Please copy every line below that contains the string "bottom".

● **Available records**
== == ==
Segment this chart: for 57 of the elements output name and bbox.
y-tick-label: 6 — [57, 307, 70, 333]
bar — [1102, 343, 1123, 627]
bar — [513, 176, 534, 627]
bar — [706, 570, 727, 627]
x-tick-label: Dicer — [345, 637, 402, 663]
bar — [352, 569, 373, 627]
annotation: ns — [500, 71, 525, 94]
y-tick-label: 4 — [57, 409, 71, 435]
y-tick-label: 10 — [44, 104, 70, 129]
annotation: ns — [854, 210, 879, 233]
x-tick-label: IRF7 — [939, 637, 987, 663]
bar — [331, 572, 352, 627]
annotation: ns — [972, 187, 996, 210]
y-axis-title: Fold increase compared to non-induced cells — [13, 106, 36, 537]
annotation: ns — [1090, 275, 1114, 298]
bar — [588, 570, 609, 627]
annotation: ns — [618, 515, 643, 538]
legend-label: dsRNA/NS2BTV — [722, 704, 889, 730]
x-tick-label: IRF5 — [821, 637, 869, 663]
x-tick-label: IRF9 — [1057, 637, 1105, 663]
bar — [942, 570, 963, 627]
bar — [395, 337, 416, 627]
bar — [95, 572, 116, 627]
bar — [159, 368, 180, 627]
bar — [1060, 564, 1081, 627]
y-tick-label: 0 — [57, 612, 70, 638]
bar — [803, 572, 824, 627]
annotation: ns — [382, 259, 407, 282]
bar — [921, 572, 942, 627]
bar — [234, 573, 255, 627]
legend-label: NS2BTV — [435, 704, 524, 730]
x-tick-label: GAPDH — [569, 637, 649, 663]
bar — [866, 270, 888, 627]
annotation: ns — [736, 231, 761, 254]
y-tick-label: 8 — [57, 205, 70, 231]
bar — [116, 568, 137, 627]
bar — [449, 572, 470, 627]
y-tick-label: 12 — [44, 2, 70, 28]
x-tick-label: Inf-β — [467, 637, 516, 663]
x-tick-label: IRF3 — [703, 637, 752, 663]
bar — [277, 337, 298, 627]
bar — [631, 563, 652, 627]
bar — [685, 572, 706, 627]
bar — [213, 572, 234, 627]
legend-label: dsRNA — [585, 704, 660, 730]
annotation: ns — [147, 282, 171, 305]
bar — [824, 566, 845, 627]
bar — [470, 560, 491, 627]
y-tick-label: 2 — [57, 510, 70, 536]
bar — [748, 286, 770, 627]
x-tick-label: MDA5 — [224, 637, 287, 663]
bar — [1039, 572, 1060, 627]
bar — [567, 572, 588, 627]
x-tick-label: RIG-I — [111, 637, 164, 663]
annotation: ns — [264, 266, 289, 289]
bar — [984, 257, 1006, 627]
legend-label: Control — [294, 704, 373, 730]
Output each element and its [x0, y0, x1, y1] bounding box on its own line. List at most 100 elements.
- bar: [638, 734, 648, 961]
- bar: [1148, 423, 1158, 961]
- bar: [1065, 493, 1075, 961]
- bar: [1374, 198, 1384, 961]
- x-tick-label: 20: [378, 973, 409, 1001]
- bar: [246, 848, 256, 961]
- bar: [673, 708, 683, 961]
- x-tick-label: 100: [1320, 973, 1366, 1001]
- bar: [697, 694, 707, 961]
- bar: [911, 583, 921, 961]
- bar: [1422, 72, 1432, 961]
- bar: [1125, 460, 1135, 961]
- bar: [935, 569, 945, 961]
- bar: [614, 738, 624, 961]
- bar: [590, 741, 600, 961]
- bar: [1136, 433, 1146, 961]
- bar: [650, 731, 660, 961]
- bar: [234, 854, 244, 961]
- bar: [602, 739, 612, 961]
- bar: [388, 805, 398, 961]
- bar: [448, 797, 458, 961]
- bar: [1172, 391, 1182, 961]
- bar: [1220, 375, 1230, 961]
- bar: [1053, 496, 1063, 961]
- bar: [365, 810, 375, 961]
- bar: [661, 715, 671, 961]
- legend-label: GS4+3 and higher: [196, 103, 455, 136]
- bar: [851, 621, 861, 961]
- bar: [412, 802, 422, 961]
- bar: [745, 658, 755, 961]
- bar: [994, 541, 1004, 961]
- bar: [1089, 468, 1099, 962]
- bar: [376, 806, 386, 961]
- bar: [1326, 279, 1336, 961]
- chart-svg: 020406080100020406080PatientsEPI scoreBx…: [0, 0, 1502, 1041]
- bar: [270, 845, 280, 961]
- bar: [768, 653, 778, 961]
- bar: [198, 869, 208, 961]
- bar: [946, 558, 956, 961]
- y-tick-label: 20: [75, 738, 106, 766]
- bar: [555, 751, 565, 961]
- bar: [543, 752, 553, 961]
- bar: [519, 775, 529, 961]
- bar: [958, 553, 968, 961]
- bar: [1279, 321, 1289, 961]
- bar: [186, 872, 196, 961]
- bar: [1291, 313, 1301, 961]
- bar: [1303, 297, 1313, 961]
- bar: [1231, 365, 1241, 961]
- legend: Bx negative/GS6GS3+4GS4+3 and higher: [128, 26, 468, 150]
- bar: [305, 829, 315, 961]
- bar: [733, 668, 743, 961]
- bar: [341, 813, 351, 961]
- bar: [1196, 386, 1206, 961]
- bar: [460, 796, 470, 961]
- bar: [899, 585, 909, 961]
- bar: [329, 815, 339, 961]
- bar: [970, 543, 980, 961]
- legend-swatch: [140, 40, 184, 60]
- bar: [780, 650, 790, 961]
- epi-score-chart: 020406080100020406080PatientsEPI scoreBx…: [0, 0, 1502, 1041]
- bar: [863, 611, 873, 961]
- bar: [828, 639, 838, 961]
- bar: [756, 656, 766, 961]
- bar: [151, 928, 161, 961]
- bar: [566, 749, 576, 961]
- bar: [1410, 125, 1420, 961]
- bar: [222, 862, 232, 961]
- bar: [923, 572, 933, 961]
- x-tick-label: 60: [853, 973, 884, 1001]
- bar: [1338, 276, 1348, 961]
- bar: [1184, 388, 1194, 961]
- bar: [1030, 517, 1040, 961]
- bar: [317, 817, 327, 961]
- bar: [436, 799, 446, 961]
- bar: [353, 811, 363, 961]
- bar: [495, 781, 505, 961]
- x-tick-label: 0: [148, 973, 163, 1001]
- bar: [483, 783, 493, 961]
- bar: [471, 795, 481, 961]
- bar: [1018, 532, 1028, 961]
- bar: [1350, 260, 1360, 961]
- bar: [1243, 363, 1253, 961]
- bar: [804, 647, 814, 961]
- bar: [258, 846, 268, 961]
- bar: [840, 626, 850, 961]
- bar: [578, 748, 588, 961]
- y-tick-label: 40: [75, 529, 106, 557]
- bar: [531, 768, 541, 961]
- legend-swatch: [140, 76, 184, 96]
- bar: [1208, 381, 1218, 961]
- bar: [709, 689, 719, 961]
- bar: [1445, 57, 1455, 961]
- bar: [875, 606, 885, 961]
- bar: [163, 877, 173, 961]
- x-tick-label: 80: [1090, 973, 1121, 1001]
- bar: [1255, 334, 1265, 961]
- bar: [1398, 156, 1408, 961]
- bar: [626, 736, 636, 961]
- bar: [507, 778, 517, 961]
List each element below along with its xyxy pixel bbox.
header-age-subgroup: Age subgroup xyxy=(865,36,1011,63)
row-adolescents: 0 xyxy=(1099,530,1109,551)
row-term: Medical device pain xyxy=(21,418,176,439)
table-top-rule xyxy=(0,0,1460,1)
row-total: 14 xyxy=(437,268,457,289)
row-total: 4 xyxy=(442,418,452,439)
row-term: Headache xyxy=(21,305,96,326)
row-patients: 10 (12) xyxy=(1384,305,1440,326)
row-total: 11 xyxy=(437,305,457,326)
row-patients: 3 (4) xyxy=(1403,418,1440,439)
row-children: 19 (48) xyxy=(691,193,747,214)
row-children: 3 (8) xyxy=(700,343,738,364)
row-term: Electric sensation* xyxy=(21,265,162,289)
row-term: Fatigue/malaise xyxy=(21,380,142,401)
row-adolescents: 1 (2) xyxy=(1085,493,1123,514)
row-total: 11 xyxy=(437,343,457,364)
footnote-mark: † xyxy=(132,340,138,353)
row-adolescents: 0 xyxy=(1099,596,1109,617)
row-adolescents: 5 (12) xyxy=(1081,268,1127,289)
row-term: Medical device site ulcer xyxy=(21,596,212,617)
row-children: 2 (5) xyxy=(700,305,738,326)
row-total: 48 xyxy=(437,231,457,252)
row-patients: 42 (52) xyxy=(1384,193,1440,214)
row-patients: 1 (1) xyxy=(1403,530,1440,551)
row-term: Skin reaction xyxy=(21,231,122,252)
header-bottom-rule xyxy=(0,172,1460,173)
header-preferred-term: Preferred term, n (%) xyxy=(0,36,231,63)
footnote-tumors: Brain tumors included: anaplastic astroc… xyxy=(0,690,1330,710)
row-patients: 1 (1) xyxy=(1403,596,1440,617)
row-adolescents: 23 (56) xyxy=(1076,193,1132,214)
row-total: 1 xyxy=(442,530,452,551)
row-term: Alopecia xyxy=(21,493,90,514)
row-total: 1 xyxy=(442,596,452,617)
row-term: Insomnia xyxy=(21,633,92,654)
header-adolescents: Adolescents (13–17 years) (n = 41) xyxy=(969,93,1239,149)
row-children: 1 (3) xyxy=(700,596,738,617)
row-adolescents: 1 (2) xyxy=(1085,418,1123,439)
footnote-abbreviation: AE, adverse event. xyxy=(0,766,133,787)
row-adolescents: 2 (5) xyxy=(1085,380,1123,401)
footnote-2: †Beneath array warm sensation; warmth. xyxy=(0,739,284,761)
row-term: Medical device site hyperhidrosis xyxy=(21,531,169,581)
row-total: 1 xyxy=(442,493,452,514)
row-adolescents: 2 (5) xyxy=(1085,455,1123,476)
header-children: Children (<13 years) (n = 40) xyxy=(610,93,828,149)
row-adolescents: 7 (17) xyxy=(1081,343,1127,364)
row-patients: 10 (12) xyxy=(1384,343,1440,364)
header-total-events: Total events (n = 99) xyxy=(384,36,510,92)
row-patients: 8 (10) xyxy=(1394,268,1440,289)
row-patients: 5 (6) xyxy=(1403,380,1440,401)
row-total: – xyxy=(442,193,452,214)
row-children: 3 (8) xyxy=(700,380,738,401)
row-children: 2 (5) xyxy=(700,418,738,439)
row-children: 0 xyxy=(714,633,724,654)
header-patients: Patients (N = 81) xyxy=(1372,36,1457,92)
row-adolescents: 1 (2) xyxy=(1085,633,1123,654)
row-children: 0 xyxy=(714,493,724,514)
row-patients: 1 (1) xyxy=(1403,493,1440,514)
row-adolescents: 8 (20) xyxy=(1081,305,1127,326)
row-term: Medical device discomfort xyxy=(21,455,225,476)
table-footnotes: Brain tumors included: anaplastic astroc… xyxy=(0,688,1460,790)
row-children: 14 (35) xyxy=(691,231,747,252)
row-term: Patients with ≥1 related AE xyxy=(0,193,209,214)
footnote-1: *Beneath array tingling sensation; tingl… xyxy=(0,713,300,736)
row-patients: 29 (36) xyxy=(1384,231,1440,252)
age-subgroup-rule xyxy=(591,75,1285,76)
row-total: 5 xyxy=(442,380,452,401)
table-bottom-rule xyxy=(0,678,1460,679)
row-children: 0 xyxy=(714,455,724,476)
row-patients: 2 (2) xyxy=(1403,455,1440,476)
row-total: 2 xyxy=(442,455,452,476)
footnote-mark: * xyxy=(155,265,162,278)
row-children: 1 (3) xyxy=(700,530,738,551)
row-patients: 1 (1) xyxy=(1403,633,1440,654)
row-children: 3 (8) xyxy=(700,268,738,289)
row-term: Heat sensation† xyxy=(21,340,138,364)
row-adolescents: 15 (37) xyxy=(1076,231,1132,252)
== == ==
● **Task answer**
header-bottom-rule xyxy=(0,172,1460,173)
table-bottom-rule xyxy=(0,678,1460,679)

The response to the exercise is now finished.